- Yapılacak İşler -
1) Yargıtay kararına göre dava hangi ilk derece mahkemesinde görülmüş?
2) Yargıtay kararından bir bölümü aynen yazın: "Abaküs Yazılım" sözlerinin geçtiği yerden başlayın, "E.  ,  2008/4559 K." sözlerinden sonra bırakın.
3) Yargıtay kararını kaldığı yerden devam ettirin.

- Verilen Metin -

Abaküs Yazılım
1. Hukuk Dairesi
Esas No: 2007/11436
Karar No: 2008/4559

Yargıtay 1. Hukuk Dairesi 2007/11436 Esas 2008/4559 Karar Sayılı İlamı

1. Hukuk Dairesi         2007/11436 E.  ,  2008/4559 K.

    "İçtihat Metni"

    MAHKEMESİ : FATSA ASLİYE HUKUK MAHKEMESİ
    TARİHİ : 15/03/2007
    NUMARASI : 2003/368-2007/97

    Taraflar arasında görülen davada;                                                                                                  
    Davacılar, ıslah ettikleri davada, kayden paydaş oldukları 7 parsel sayılı taşınmazın  2981 Sayılı Yasanın 10/b uygulaması sırasında bir bölümünün davalı adına tespit edilen 9 parsel içinde  kaldığını, 9 parselin kalan bölümünün de öncesinde kök miras bırakanlarına ait olduğunu ileri sürerek, tapu iptal, tescil elatmanın ve yıkım isteğinde bulunmuşlardır.

- Veri Bölümü -
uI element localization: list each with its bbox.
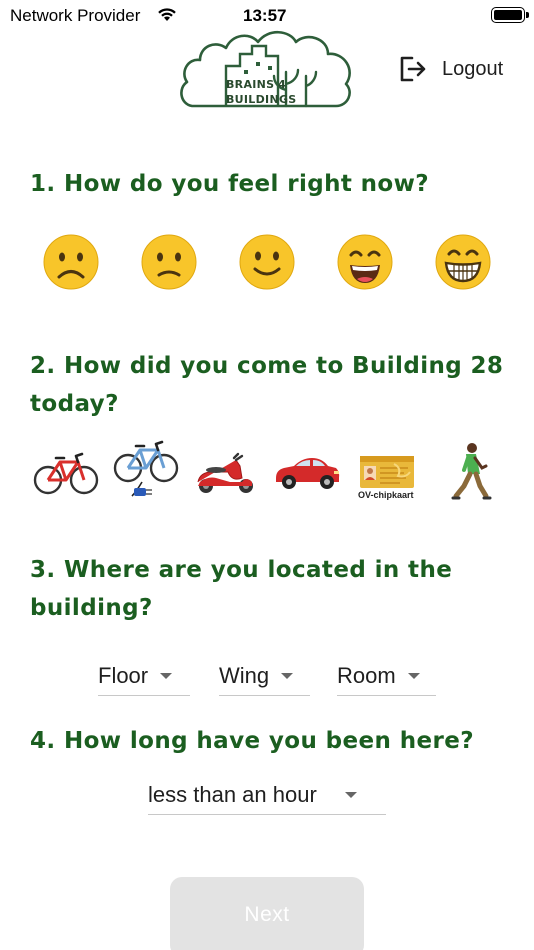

- İşlerin Yanıtları -
1) Fatsa Asliye Hukuk Mahkemesi.

2)
Abaküs Yazılım
1. Hukuk Dairesi
Esas No: 2007/11436
Karar No: 2008/4559

Yargıtay 1. Hukuk Dairesi 2007/11436 Esas 2008/4559 Karar Sayılı İlamı

1. Hukuk Dairesi         2007/11436 E.  ,  2008/4559 K.

3)
    Davalı, çekişmeli 9 parsel sayılı taşınmazın hükmen adına tescil edildiğini bildirip davanın reddini savunmuştur.
    Mahkemece, davanın reddine karar  verilmiştir.
     Karar,  davacılar  müdahil davacılar  tarafından süresinde duruşma istekli temyiz edilmiş olmakla, duruşma günü olarak saptanan 8.4.2008  Salı günü için yapılan tebligat üzerine temyiz eden vs. vekili Avukat  B.Y. ile  temyiz edilen vekili Avukat A.Ç.geldiler, duruşmaya başlandı, süresinde verildiği ve kayıt olunduğu anlaşılan temyiz dilekçesinin kabulüne karar verildikten sonra gelen vekillerin sözlü açıklamaları dinlendi, duruşmanın bittiği bildirildi, iş karara bırakıldı. Bilahare Tetkik Hakimi .tarafından düzenlenen rapor okundu, düşüncesi alındı. Dosya incelenerek gereği görüşülüp düşünüldü:
                                                                            -KARAR-
    Dava, tapu iptal ve tescil isteğine ilişkindir.
    Mahkemece, davanın reddine karar  verilmiştir.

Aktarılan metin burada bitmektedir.